Goal:
Go through the listing and pick out each line with the word "ffffff" in it.
## BEGIN
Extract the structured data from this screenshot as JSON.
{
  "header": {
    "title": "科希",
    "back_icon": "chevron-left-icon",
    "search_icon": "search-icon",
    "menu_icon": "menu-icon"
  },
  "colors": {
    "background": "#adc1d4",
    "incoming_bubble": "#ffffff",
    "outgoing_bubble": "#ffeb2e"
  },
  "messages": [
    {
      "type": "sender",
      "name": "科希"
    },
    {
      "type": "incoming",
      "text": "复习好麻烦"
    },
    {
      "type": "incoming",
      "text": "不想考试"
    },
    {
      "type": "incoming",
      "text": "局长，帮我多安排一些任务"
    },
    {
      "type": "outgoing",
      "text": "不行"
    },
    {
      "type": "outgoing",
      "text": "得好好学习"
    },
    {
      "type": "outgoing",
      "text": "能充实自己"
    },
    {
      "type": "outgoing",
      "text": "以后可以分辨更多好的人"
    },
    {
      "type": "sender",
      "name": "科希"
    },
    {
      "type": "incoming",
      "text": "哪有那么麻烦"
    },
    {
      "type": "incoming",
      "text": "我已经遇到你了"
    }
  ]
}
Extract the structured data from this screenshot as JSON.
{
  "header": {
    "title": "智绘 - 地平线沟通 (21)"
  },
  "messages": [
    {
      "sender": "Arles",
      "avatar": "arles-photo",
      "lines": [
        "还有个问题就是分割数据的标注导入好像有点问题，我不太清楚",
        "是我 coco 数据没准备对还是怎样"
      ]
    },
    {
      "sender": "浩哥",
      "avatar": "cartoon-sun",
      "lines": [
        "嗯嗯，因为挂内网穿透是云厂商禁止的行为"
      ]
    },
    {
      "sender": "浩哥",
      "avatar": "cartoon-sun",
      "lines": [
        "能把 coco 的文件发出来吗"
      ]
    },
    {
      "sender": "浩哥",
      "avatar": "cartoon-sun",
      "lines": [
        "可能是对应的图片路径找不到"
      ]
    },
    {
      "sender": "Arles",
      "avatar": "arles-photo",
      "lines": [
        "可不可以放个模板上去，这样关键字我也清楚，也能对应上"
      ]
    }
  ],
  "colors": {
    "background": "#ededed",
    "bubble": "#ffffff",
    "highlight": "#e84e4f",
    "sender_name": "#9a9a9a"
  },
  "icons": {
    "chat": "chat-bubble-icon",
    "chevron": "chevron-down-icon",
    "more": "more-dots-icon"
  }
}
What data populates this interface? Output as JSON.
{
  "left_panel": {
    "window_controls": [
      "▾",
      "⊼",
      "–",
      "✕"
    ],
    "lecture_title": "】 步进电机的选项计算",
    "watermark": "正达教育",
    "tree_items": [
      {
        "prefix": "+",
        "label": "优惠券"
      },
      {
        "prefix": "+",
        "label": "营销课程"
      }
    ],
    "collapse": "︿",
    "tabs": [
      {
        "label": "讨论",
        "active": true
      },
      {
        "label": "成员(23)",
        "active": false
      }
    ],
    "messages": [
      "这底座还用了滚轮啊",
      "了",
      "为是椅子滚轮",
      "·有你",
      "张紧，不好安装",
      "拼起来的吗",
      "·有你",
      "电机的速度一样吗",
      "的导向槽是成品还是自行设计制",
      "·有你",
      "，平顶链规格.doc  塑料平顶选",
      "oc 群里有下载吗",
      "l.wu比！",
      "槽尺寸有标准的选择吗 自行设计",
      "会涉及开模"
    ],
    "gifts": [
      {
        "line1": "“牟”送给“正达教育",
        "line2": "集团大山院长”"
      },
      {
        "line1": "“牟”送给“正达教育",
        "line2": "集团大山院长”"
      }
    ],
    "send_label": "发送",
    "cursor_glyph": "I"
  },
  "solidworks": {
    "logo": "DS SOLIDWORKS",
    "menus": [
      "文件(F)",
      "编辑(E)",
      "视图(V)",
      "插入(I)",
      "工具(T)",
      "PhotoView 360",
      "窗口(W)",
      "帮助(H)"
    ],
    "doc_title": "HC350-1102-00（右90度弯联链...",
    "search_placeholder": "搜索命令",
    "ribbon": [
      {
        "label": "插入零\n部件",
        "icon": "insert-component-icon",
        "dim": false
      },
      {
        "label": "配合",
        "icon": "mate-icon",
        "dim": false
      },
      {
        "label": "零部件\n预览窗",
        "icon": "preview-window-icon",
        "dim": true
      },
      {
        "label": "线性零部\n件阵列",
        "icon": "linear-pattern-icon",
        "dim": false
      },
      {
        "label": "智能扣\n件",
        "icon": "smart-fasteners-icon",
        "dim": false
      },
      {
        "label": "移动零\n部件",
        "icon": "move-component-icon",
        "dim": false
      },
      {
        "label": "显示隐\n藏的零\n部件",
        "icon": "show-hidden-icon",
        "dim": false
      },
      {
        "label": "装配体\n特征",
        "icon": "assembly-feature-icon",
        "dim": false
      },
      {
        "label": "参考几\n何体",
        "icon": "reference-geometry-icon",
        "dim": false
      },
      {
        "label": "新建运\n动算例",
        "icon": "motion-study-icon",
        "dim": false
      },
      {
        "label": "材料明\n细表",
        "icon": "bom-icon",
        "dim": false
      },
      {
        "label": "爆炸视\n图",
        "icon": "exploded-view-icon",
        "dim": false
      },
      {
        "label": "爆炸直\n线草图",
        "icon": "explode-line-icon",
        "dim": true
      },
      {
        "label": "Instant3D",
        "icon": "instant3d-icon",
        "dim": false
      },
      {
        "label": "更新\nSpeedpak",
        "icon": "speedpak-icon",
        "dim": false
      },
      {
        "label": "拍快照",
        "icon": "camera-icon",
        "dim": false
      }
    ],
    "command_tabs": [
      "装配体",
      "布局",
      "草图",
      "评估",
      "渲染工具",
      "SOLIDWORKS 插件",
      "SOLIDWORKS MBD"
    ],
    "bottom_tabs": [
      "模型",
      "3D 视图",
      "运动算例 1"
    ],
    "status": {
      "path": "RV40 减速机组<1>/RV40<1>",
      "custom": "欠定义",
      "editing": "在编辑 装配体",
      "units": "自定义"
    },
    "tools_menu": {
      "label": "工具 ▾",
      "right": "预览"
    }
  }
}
## END
Task answer:
    "incoming_bubble": "#ffffff",
    "bubble": "#ffffff",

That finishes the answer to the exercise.